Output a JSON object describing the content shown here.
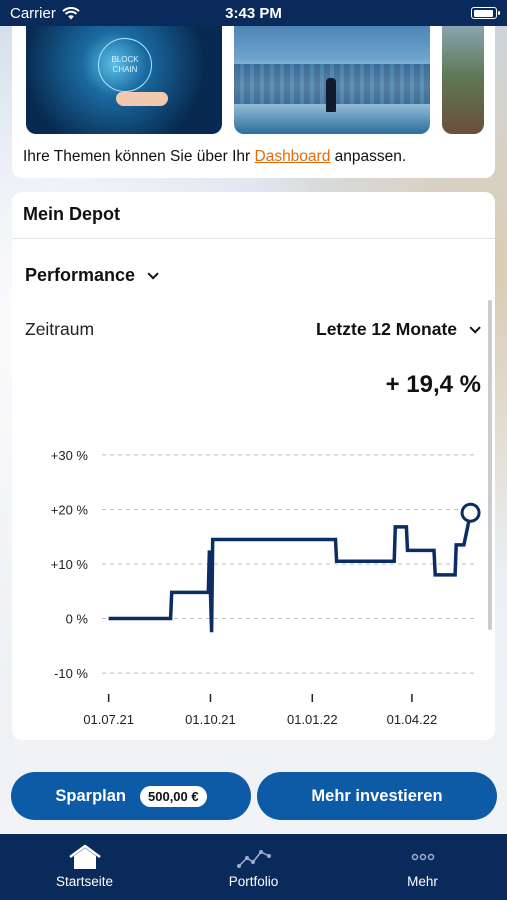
{
  "status_bar": {
    "carrier": "Carrier",
    "time": "3:43 PM",
    "battery_level": 0.95
  },
  "topics": {
    "thumbnail_1_text": "BLOCK\nCHAIN",
    "text_before_link": "Ihre Themen können Sie über Ihr ",
    "link_label": "Dashboard",
    "text_after_link": " anpassen."
  },
  "depot": {
    "title": "Mein Depot",
    "metric_select": "Performance",
    "period_label": "Zeitraum",
    "period_select": "Letzte 12 Monate",
    "performance_value": "+ 19,4 %"
  },
  "chart_data": {
    "type": "line",
    "title": "",
    "xlabel": "",
    "ylabel": "",
    "ylim": [
      -12,
      32
    ],
    "y_ticks": [
      30,
      20,
      10,
      0,
      -10
    ],
    "y_tick_labels": [
      "+30 %",
      "+20 %",
      "+10 %",
      "0 %",
      "-10 %"
    ],
    "x_ticks": [
      "01.07.21",
      "01.10.21",
      "01.01.22",
      "01.04.22"
    ],
    "grid": true,
    "color": "#0c2d63",
    "series": [
      {
        "points": [
          [
            "2021-07-01",
            0
          ],
          [
            "2021-08-26",
            0
          ],
          [
            "2021-08-27",
            4.8
          ],
          [
            "2021-09-29",
            4.8
          ],
          [
            "2021-09-30",
            12.5
          ],
          [
            "2021-10-01",
            4.5
          ],
          [
            "2021-10-02",
            -2.5
          ],
          [
            "2021-10-03",
            14.5
          ],
          [
            "2021-11-01",
            14.5
          ],
          [
            "2021-12-01",
            14.5
          ],
          [
            "2022-01-22",
            14.5
          ],
          [
            "2022-01-23",
            10.5
          ],
          [
            "2022-02-15",
            10.5
          ],
          [
            "2022-03-16",
            10.5
          ],
          [
            "2022-03-17",
            16.8
          ],
          [
            "2022-03-27",
            16.8
          ],
          [
            "2022-03-28",
            12.5
          ],
          [
            "2022-04-21",
            12.5
          ],
          [
            "2022-04-22",
            8.0
          ],
          [
            "2022-05-10",
            8.0
          ],
          [
            "2022-05-11",
            13.5
          ],
          [
            "2022-05-18",
            13.5
          ],
          [
            "2022-05-24",
            19.4
          ]
        ]
      }
    ],
    "end_marker": [
      "2022-05-24",
      19.4
    ]
  },
  "actions": {
    "sparplan_label": "Sparplan",
    "sparplan_amount": "500,00 €",
    "invest_label": "Mehr investieren"
  },
  "tabs": [
    {
      "label": "Startseite",
      "icon": "home-icon",
      "active": true
    },
    {
      "label": "Portfolio",
      "icon": "chart-line-icon",
      "active": false
    },
    {
      "label": "Mehr",
      "icon": "more-dots-icon",
      "active": false
    }
  ]
}
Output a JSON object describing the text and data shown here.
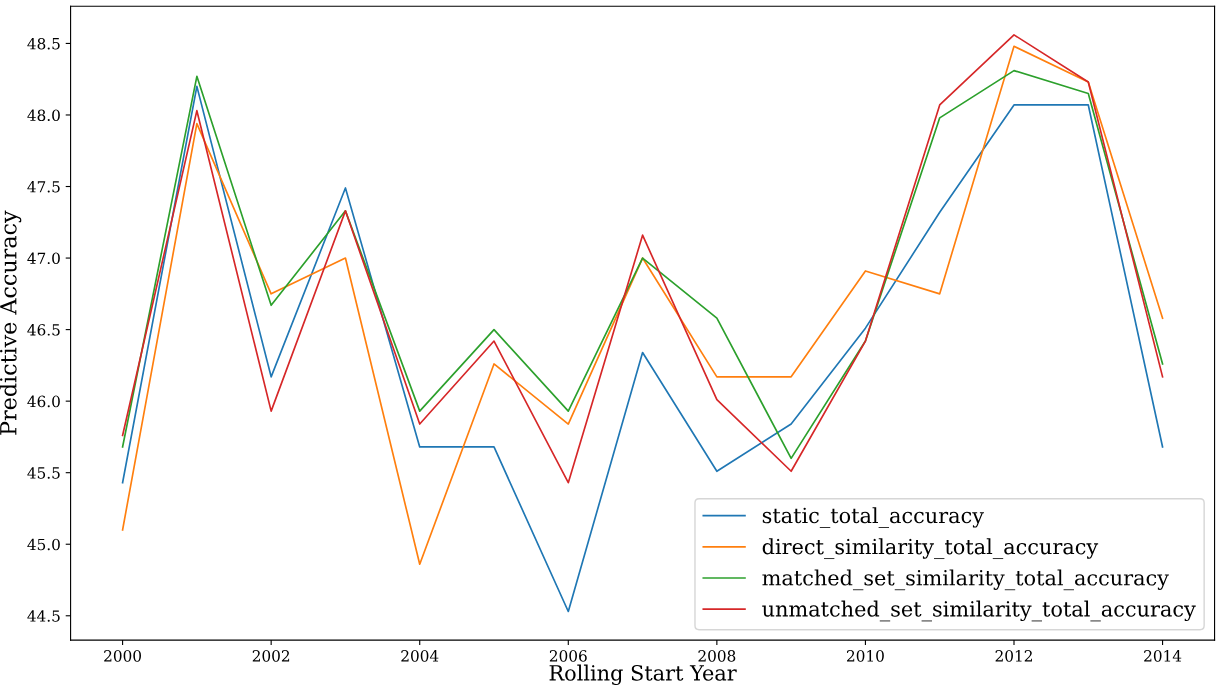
{
  "chart_data": {
    "type": "line",
    "xlabel": "Rolling Start Year",
    "ylabel": "Predictive Accuracy",
    "x": [
      2000,
      2001,
      2002,
      2003,
      2004,
      2005,
      2006,
      2007,
      2008,
      2009,
      2010,
      2011,
      2012,
      2013,
      2014
    ],
    "series": [
      {
        "name": "static_total_accuracy",
        "color": "#1f77b4",
        "values": [
          45.43,
          48.2,
          46.17,
          47.49,
          45.68,
          45.68,
          44.53,
          46.34,
          45.51,
          45.84,
          46.51,
          47.32,
          48.07,
          48.07,
          45.68
        ]
      },
      {
        "name": "direct_similarity_total_accuracy",
        "color": "#ff7f0e",
        "values": [
          45.1,
          47.94,
          46.75,
          47.0,
          44.86,
          46.26,
          45.84,
          47.0,
          46.17,
          46.17,
          46.91,
          46.75,
          48.48,
          48.23,
          46.58
        ]
      },
      {
        "name": "matched_set_similarity_total_accuracy",
        "color": "#2ca02c",
        "values": [
          45.68,
          48.27,
          46.67,
          47.33,
          45.93,
          46.5,
          45.93,
          47.0,
          46.58,
          45.6,
          46.42,
          47.98,
          48.31,
          48.15,
          46.26
        ]
      },
      {
        "name": "unmatched_set_similarity_total_accuracy",
        "color": "#d62728",
        "values": [
          45.76,
          48.03,
          45.93,
          47.33,
          45.84,
          46.42,
          45.43,
          47.16,
          46.01,
          45.51,
          46.42,
          48.07,
          48.56,
          48.23,
          46.17
        ]
      }
    ],
    "xlim": [
      1999.3,
      2014.7
    ],
    "ylim": [
      44.33,
      48.76
    ],
    "xticks": [
      2000,
      2002,
      2004,
      2006,
      2008,
      2010,
      2012,
      2014
    ],
    "yticks": [
      {
        "value": 44.5,
        "label": "44.5"
      },
      {
        "value": 45,
        "label": "45.0"
      },
      {
        "value": 45.5,
        "label": "45.5"
      },
      {
        "value": 46,
        "label": "46.0"
      },
      {
        "value": 46.5,
        "label": "46.5"
      },
      {
        "value": 47,
        "label": "47.0"
      },
      {
        "value": 47.5,
        "label": "47.5"
      },
      {
        "value": 48,
        "label": "48.0"
      },
      {
        "value": 48.5,
        "label": "48.5"
      }
    ],
    "grid": false,
    "legend": "bottom right",
    "marker": "none",
    "line_style": "solid"
  }
}
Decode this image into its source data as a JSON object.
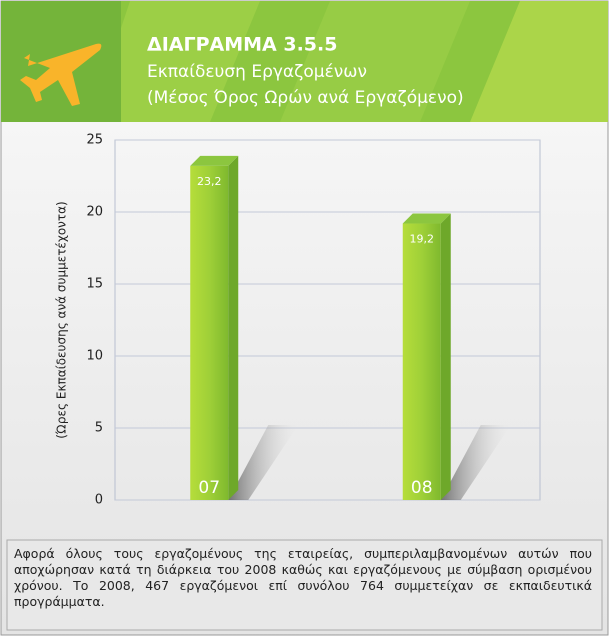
{
  "chart_data": {
    "type": "bar",
    "title": "ΔΙΑΓΡΑΜΜΑ 3.5.5",
    "subtitle": [
      "Εκπαίδευση Εργαζομένων",
      "(Μέσος Όρος Ωρών ανά Εργαζόμενο)"
    ],
    "ylabel": "(Ώρες Εκπαίδευσης ανά συμμετέχοντα)",
    "categories": [
      "07",
      "08"
    ],
    "values": [
      23.2,
      19.2
    ],
    "value_labels": [
      "23,2",
      "19,2"
    ],
    "color": "#8cc63f",
    "ylim": [
      0,
      25
    ],
    "yticks": [
      0,
      5,
      10,
      15,
      20,
      25
    ],
    "grid": true,
    "note": "Αφορά όλους τους εργαζομένους της εταιρείας, συμπεριλαμβανομένων αυτών που αποχώρησαν κατά τη διάρκεια του 2008 καθώς και εργαζόμενους με σύμβαση ορισμένου χρόνου. Το 2008, 467 εργαζόμενοι επί συνόλου 764 συμμετείχαν σε εκπαιδευτικά προγράμματα."
  }
}
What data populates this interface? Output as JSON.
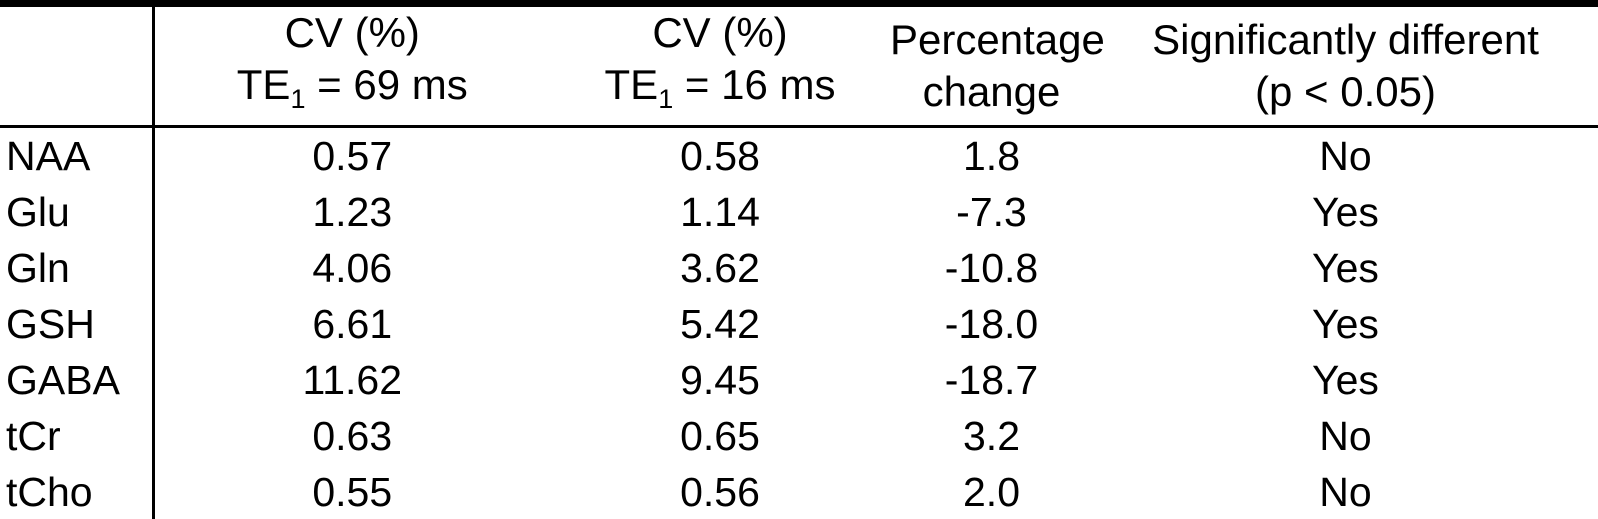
{
  "table": {
    "columns": {
      "metabolite": {
        "line1": "",
        "line2": ""
      },
      "cv_te69": {
        "line1": "CV (%)",
        "te_prefix": "TE",
        "te_sub": "1",
        "te_rest": " = 69 ms"
      },
      "cv_te16": {
        "line1": "CV (%)",
        "te_prefix": "TE",
        "te_sub": "1",
        "te_rest": " = 16 ms"
      },
      "pct_change": {
        "line1": "Percentage",
        "line2": "change"
      },
      "significant": {
        "line1": "Significantly different",
        "line2": "(p < 0.05)"
      }
    },
    "rows": [
      {
        "label": "NAA",
        "cv_te69": "0.57",
        "cv_te16": "0.58",
        "pct_change": "1.8",
        "significant": "No"
      },
      {
        "label": "Glu",
        "cv_te69": "1.23",
        "cv_te16": "1.14",
        "pct_change": "-7.3",
        "significant": "Yes"
      },
      {
        "label": "Gln",
        "cv_te69": "4.06",
        "cv_te16": "3.62",
        "pct_change": "-10.8",
        "significant": "Yes"
      },
      {
        "label": "GSH",
        "cv_te69": "6.61",
        "cv_te16": "5.42",
        "pct_change": "-18.0",
        "significant": "Yes"
      },
      {
        "label": "GABA",
        "cv_te69": "11.62",
        "cv_te16": "9.45",
        "pct_change": "-18.7",
        "significant": "Yes"
      },
      {
        "label": "tCr",
        "cv_te69": "0.63",
        "cv_te16": "0.65",
        "pct_change": "3.2",
        "significant": "No"
      },
      {
        "label": "tCho",
        "cv_te69": "0.55",
        "cv_te16": "0.56",
        "pct_change": "2.0",
        "significant": "No"
      }
    ],
    "colors": {
      "text": "#000000",
      "background": "#ffffff",
      "border": "#000000"
    }
  }
}
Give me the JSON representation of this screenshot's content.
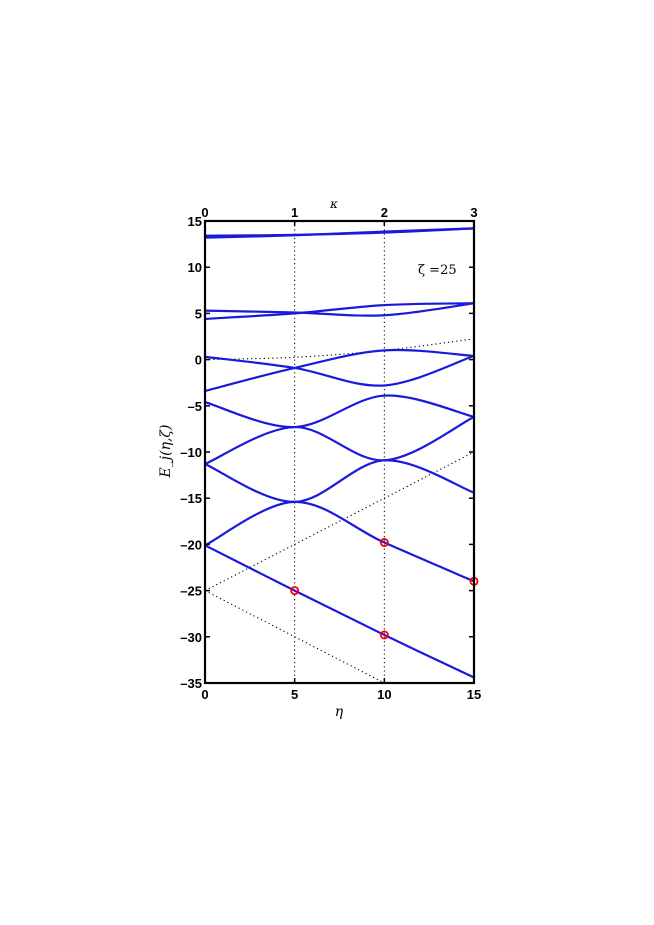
{
  "chart_data": {
    "type": "line",
    "title": "",
    "xlabel": "η",
    "ylabel": "E_j(η,ζ)",
    "top_xlabel": "κ",
    "annotation": "ζ =25",
    "xlim": [
      0,
      15
    ],
    "ylim": [
      -35,
      15
    ],
    "x_ticks": [
      0,
      5,
      10,
      15
    ],
    "y_ticks": [
      15,
      10,
      5,
      0,
      -5,
      -10,
      -15,
      -20,
      -25,
      -30,
      -35
    ],
    "top_ticks": [
      {
        "x": 0,
        "label": "0"
      },
      {
        "x": 5,
        "label": "1"
      },
      {
        "x": 10,
        "label": "2"
      },
      {
        "x": 15,
        "label": "3"
      }
    ],
    "grid": false,
    "colors": {
      "curve": "#1a1adb",
      "guide": "#000000",
      "marker": "#ff0000"
    },
    "vertical_guides_x": [
      5,
      10
    ],
    "series": [
      {
        "points": [
          [
            0,
            13.4
          ],
          [
            5,
            13.5
          ],
          [
            10,
            13.75
          ],
          [
            15,
            14.2
          ]
        ]
      },
      {
        "points": [
          [
            0,
            13.2
          ],
          [
            5,
            13.45
          ],
          [
            10,
            13.85
          ],
          [
            15,
            14.2
          ]
        ]
      },
      {
        "points": [
          [
            0,
            5.3
          ],
          [
            5,
            5.1
          ],
          [
            10,
            4.8
          ],
          [
            15,
            6.1
          ]
        ]
      },
      {
        "points": [
          [
            0,
            4.4
          ],
          [
            5,
            5.0
          ],
          [
            10,
            5.9
          ],
          [
            15,
            6.1
          ]
        ]
      },
      {
        "points": [
          [
            0,
            0.3
          ],
          [
            5,
            -0.9
          ],
          [
            10,
            -2.8
          ],
          [
            15,
            0.4
          ]
        ]
      },
      {
        "points": [
          [
            0,
            -3.4
          ],
          [
            5,
            -0.9
          ],
          [
            10,
            1.0
          ],
          [
            15,
            0.4
          ]
        ]
      },
      {
        "points": [
          [
            0,
            -4.6
          ],
          [
            5,
            -7.3
          ],
          [
            10,
            -3.9
          ],
          [
            15,
            -6.2
          ]
        ]
      },
      {
        "points": [
          [
            0,
            -11.3
          ],
          [
            5,
            -7.3
          ],
          [
            10,
            -10.9
          ],
          [
            15,
            -6.2
          ]
        ]
      },
      {
        "points": [
          [
            0,
            -11.3
          ],
          [
            5,
            -15.4
          ],
          [
            10,
            -10.9
          ],
          [
            15,
            -14.4
          ]
        ]
      },
      {
        "points": [
          [
            0,
            -20.1
          ],
          [
            5,
            -15.4
          ],
          [
            10,
            -19.8
          ],
          [
            15,
            -24.0
          ]
        ]
      },
      {
        "points": [
          [
            0,
            -20.1
          ],
          [
            5,
            -25.0
          ],
          [
            10,
            -29.8
          ],
          [
            15,
            -34.4
          ]
        ]
      }
    ],
    "dotted_lines": [
      {
        "points": [
          [
            0,
            -25.0
          ],
          [
            15,
            -10.0
          ]
        ]
      },
      {
        "points": [
          [
            0,
            -25.0
          ],
          [
            10,
            -35.0
          ]
        ]
      },
      {
        "points": [
          [
            0,
            0.0
          ],
          [
            5,
            0.25
          ],
          [
            10,
            1.0
          ],
          [
            15,
            2.25
          ]
        ]
      }
    ],
    "markers": [
      {
        "x": 5,
        "y": -25.0
      },
      {
        "x": 10,
        "y": -19.8
      },
      {
        "x": 10,
        "y": -29.8
      },
      {
        "x": 15,
        "y": -24.0
      }
    ]
  }
}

## Goal
Extract every line that has the string "this" in it.

## Exercise solution
Decode this image into its source data as a JSON object.
What data populates this interface? Output as JSON.
Give me the JSON representation of this screenshot's content.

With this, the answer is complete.